Exercise objective
For the material that follows, list every line containing the word "name".

◇ ◇ ◇ ◇ ◇

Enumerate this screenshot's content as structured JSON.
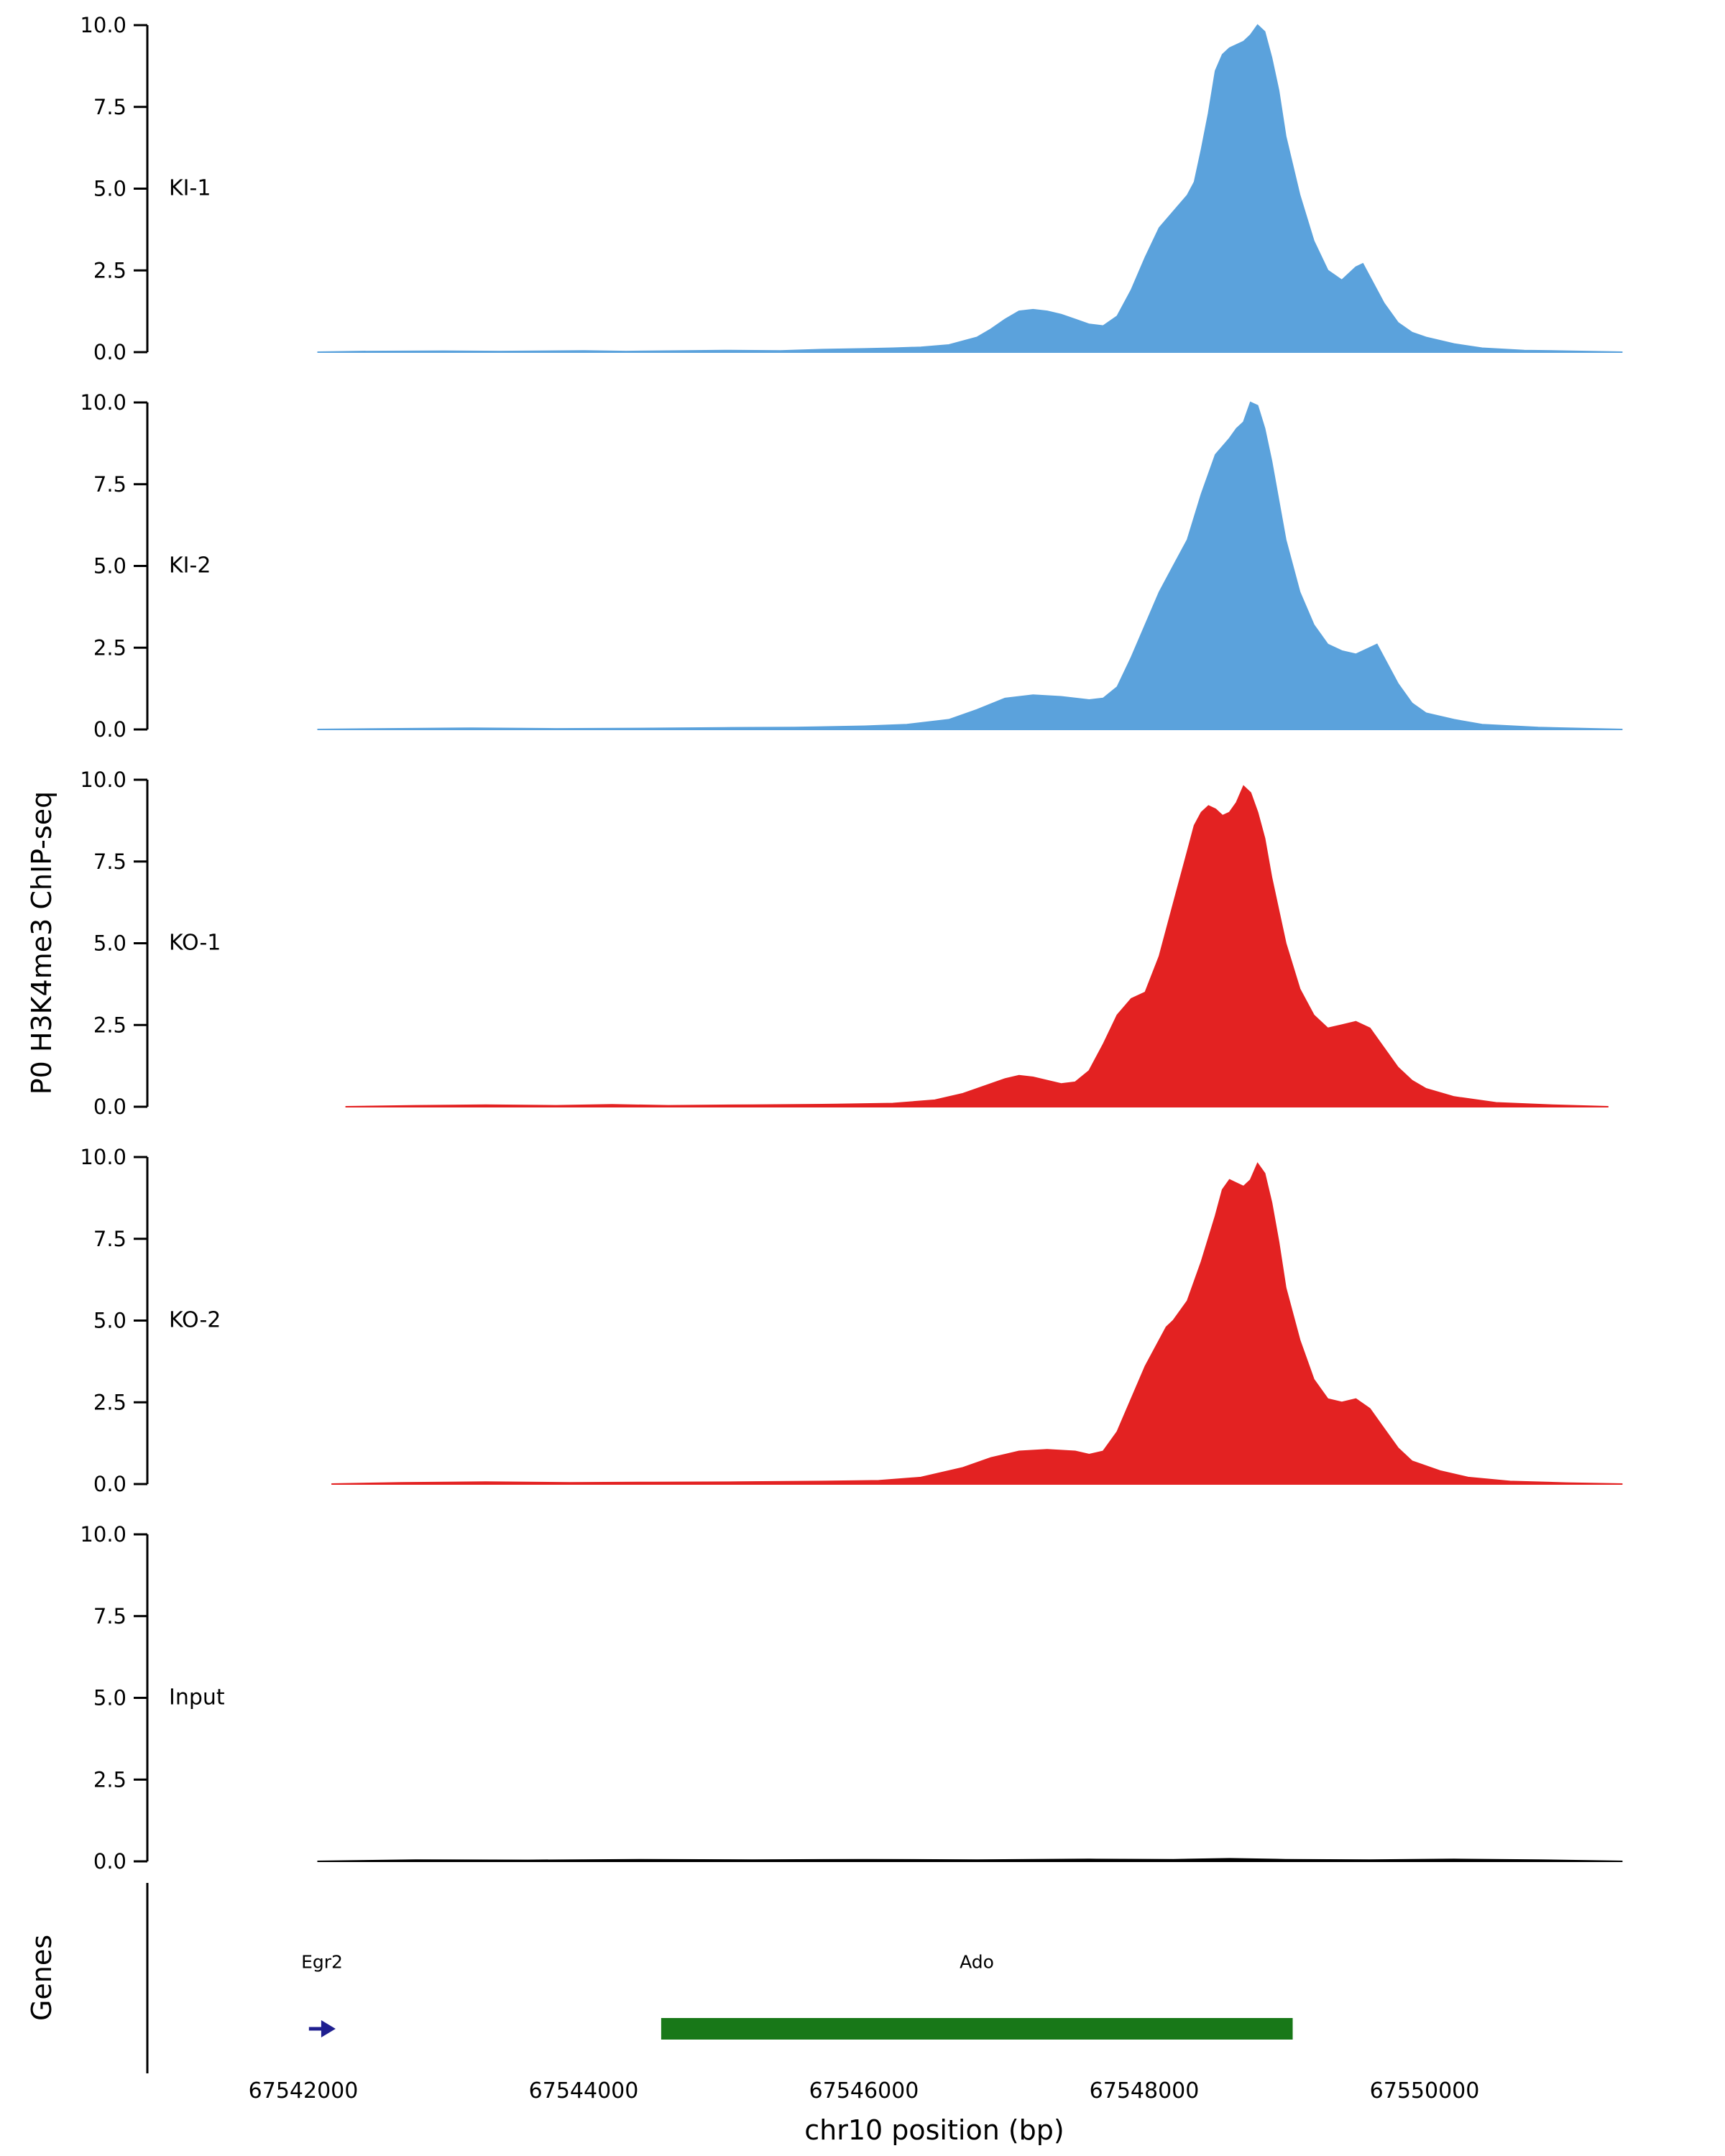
{
  "figure": {
    "y_axis_label": "P0 H3K4me3 ChIP-seq",
    "genes_panel_label": "Genes",
    "x_axis_label": "chr10 position (bp)"
  },
  "chart_data": {
    "type": "area",
    "title": "",
    "ylabel": "P0 H3K4me3 ChIP-seq",
    "xlabel": "chr10 position (bp)",
    "ylim": [
      0,
      10.5
    ],
    "xlim": [
      67541900,
      67551500
    ],
    "grid": false,
    "legend_position": "none",
    "y_ticks": [
      0.0,
      2.5,
      5.0,
      7.5,
      10.0
    ],
    "y_tick_labels": [
      "0.0",
      "2.5",
      "5.0",
      "7.5",
      "10.0"
    ],
    "x_ticks": [
      67542000,
      67544000,
      67546000,
      67548000,
      67550000
    ],
    "x_tick_labels": [
      "67542000",
      "67544000",
      "67546000",
      "67548000",
      "67550000"
    ],
    "tracks": [
      {
        "name": "KI-1",
        "color": "#5BA2DC",
        "points": [
          [
            67542100,
            0
          ],
          [
            67542400,
            0.02
          ],
          [
            67543000,
            0.03
          ],
          [
            67543400,
            0.02
          ],
          [
            67544000,
            0.04
          ],
          [
            67544300,
            0.02
          ],
          [
            67545000,
            0.05
          ],
          [
            67545400,
            0.04
          ],
          [
            67545700,
            0.08
          ],
          [
            67546000,
            0.1
          ],
          [
            67546200,
            0.12
          ],
          [
            67546400,
            0.15
          ],
          [
            67546600,
            0.22
          ],
          [
            67546800,
            0.45
          ],
          [
            67546900,
            0.7
          ],
          [
            67547000,
            1.0
          ],
          [
            67547100,
            1.25
          ],
          [
            67547200,
            1.3
          ],
          [
            67547300,
            1.25
          ],
          [
            67547400,
            1.15
          ],
          [
            67547500,
            1.0
          ],
          [
            67547600,
            0.85
          ],
          [
            67547700,
            0.8
          ],
          [
            67547800,
            1.1
          ],
          [
            67547900,
            1.9
          ],
          [
            67548000,
            2.9
          ],
          [
            67548100,
            3.8
          ],
          [
            67548200,
            4.3
          ],
          [
            67548300,
            4.8
          ],
          [
            67548350,
            5.2
          ],
          [
            67548400,
            6.2
          ],
          [
            67548450,
            7.3
          ],
          [
            67548500,
            8.6
          ],
          [
            67548550,
            9.1
          ],
          [
            67548600,
            9.3
          ],
          [
            67548700,
            9.5
          ],
          [
            67548750,
            9.7
          ],
          [
            67548800,
            10.0
          ],
          [
            67548850,
            9.8
          ],
          [
            67548900,
            9.0
          ],
          [
            67548950,
            8.0
          ],
          [
            67549000,
            6.6
          ],
          [
            67549100,
            4.8
          ],
          [
            67549200,
            3.4
          ],
          [
            67549300,
            2.5
          ],
          [
            67549400,
            2.2
          ],
          [
            67549500,
            2.6
          ],
          [
            67549550,
            2.7
          ],
          [
            67549600,
            2.3
          ],
          [
            67549700,
            1.5
          ],
          [
            67549800,
            0.9
          ],
          [
            67549900,
            0.6
          ],
          [
            67550000,
            0.45
          ],
          [
            67550200,
            0.25
          ],
          [
            67550400,
            0.12
          ],
          [
            67550700,
            0.05
          ],
          [
            67551000,
            0.03
          ],
          [
            67551400,
            0.0
          ]
        ]
      },
      {
        "name": "KI-2",
        "color": "#5BA2DC",
        "points": [
          [
            67542100,
            0
          ],
          [
            67542600,
            0.02
          ],
          [
            67543200,
            0.04
          ],
          [
            67543800,
            0.02
          ],
          [
            67544400,
            0.03
          ],
          [
            67545000,
            0.05
          ],
          [
            67545500,
            0.06
          ],
          [
            67546000,
            0.1
          ],
          [
            67546300,
            0.15
          ],
          [
            67546600,
            0.3
          ],
          [
            67546800,
            0.6
          ],
          [
            67547000,
            0.95
          ],
          [
            67547200,
            1.05
          ],
          [
            67547400,
            1.0
          ],
          [
            67547600,
            0.9
          ],
          [
            67547700,
            0.95
          ],
          [
            67547800,
            1.3
          ],
          [
            67547900,
            2.2
          ],
          [
            67548000,
            3.2
          ],
          [
            67548100,
            4.2
          ],
          [
            67548200,
            5.0
          ],
          [
            67548300,
            5.8
          ],
          [
            67548400,
            7.2
          ],
          [
            67548500,
            8.4
          ],
          [
            67548600,
            8.9
          ],
          [
            67548650,
            9.2
          ],
          [
            67548700,
            9.4
          ],
          [
            67548750,
            10.0
          ],
          [
            67548800,
            9.9
          ],
          [
            67548850,
            9.2
          ],
          [
            67548900,
            8.2
          ],
          [
            67548950,
            7.0
          ],
          [
            67549000,
            5.8
          ],
          [
            67549100,
            4.2
          ],
          [
            67549200,
            3.2
          ],
          [
            67549300,
            2.6
          ],
          [
            67549400,
            2.4
          ],
          [
            67549500,
            2.3
          ],
          [
            67549600,
            2.5
          ],
          [
            67549650,
            2.6
          ],
          [
            67549700,
            2.2
          ],
          [
            67549800,
            1.4
          ],
          [
            67549900,
            0.8
          ],
          [
            67550000,
            0.5
          ],
          [
            67550200,
            0.3
          ],
          [
            67550400,
            0.15
          ],
          [
            67550800,
            0.06
          ],
          [
            67551200,
            0.02
          ],
          [
            67551400,
            0.0
          ]
        ]
      },
      {
        "name": "KO-1",
        "color": "#E32222",
        "points": [
          [
            67542300,
            0
          ],
          [
            67542800,
            0.03
          ],
          [
            67543300,
            0.05
          ],
          [
            67543800,
            0.03
          ],
          [
            67544200,
            0.06
          ],
          [
            67544600,
            0.03
          ],
          [
            67545200,
            0.05
          ],
          [
            67545800,
            0.07
          ],
          [
            67546200,
            0.1
          ],
          [
            67546500,
            0.2
          ],
          [
            67546700,
            0.4
          ],
          [
            67546900,
            0.7
          ],
          [
            67547000,
            0.85
          ],
          [
            67547100,
            0.95
          ],
          [
            67547200,
            0.9
          ],
          [
            67547300,
            0.8
          ],
          [
            67547400,
            0.7
          ],
          [
            67547500,
            0.75
          ],
          [
            67547600,
            1.1
          ],
          [
            67547700,
            1.9
          ],
          [
            67547800,
            2.8
          ],
          [
            67547900,
            3.3
          ],
          [
            67548000,
            3.5
          ],
          [
            67548100,
            4.6
          ],
          [
            67548200,
            6.2
          ],
          [
            67548300,
            7.8
          ],
          [
            67548350,
            8.6
          ],
          [
            67548400,
            9.0
          ],
          [
            67548450,
            9.2
          ],
          [
            67548500,
            9.1
          ],
          [
            67548550,
            8.9
          ],
          [
            67548600,
            9.0
          ],
          [
            67548650,
            9.3
          ],
          [
            67548700,
            9.8
          ],
          [
            67548750,
            9.6
          ],
          [
            67548800,
            9.0
          ],
          [
            67548850,
            8.2
          ],
          [
            67548900,
            7.0
          ],
          [
            67549000,
            5.0
          ],
          [
            67549100,
            3.6
          ],
          [
            67549200,
            2.8
          ],
          [
            67549300,
            2.4
          ],
          [
            67549400,
            2.5
          ],
          [
            67549500,
            2.6
          ],
          [
            67549600,
            2.4
          ],
          [
            67549700,
            1.8
          ],
          [
            67549800,
            1.2
          ],
          [
            67549900,
            0.8
          ],
          [
            67550000,
            0.55
          ],
          [
            67550200,
            0.3
          ],
          [
            67550500,
            0.12
          ],
          [
            67550900,
            0.05
          ],
          [
            67551300,
            0.0
          ]
        ]
      },
      {
        "name": "KO-2",
        "color": "#E32222",
        "points": [
          [
            67542200,
            0
          ],
          [
            67542700,
            0.04
          ],
          [
            67543300,
            0.06
          ],
          [
            67543900,
            0.04
          ],
          [
            67544500,
            0.05
          ],
          [
            67545100,
            0.06
          ],
          [
            67545700,
            0.08
          ],
          [
            67546100,
            0.1
          ],
          [
            67546400,
            0.2
          ],
          [
            67546700,
            0.5
          ],
          [
            67546900,
            0.8
          ],
          [
            67547100,
            1.0
          ],
          [
            67547300,
            1.05
          ],
          [
            67547500,
            1.0
          ],
          [
            67547600,
            0.9
          ],
          [
            67547700,
            1.0
          ],
          [
            67547800,
            1.6
          ],
          [
            67547900,
            2.6
          ],
          [
            67548000,
            3.6
          ],
          [
            67548100,
            4.4
          ],
          [
            67548150,
            4.8
          ],
          [
            67548200,
            5.0
          ],
          [
            67548300,
            5.6
          ],
          [
            67548400,
            6.8
          ],
          [
            67548500,
            8.2
          ],
          [
            67548550,
            9.0
          ],
          [
            67548600,
            9.3
          ],
          [
            67548650,
            9.2
          ],
          [
            67548700,
            9.1
          ],
          [
            67548750,
            9.3
          ],
          [
            67548800,
            9.8
          ],
          [
            67548850,
            9.5
          ],
          [
            67548900,
            8.6
          ],
          [
            67548950,
            7.4
          ],
          [
            67549000,
            6.0
          ],
          [
            67549100,
            4.4
          ],
          [
            67549200,
            3.2
          ],
          [
            67549300,
            2.6
          ],
          [
            67549400,
            2.5
          ],
          [
            67549500,
            2.6
          ],
          [
            67549600,
            2.3
          ],
          [
            67549700,
            1.7
          ],
          [
            67549800,
            1.1
          ],
          [
            67549900,
            0.7
          ],
          [
            67550100,
            0.4
          ],
          [
            67550300,
            0.2
          ],
          [
            67550600,
            0.08
          ],
          [
            67551000,
            0.03
          ],
          [
            67551400,
            0.0
          ]
        ]
      },
      {
        "name": "Input",
        "color": "#000000",
        "points": [
          [
            67542100,
            0.0
          ],
          [
            67542800,
            0.04
          ],
          [
            67543600,
            0.03
          ],
          [
            67544400,
            0.05
          ],
          [
            67545200,
            0.04
          ],
          [
            67546000,
            0.05
          ],
          [
            67546800,
            0.04
          ],
          [
            67547600,
            0.06
          ],
          [
            67548200,
            0.05
          ],
          [
            67548600,
            0.08
          ],
          [
            67549000,
            0.05
          ],
          [
            67549600,
            0.04
          ],
          [
            67550200,
            0.06
          ],
          [
            67550800,
            0.04
          ],
          [
            67551400,
            0.0
          ]
        ]
      }
    ],
    "genes": [
      {
        "name": "Egr2",
        "glyph": "arrow",
        "start": 67542040,
        "end": 67542230,
        "color": "#1F1F8F"
      },
      {
        "name": "Ado",
        "glyph": "box",
        "start": 67544550,
        "end": 67549050,
        "color": "#187818"
      }
    ]
  }
}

◇ ◇ ◇ ◇ ◇

Exercise answer
        "name": "KI-1",
        "name": "KI-2",
        "name": "KO-1",
        "name": "KO-2",
        "name": "Input",
        "name": "Egr2",
        "name": "Ado",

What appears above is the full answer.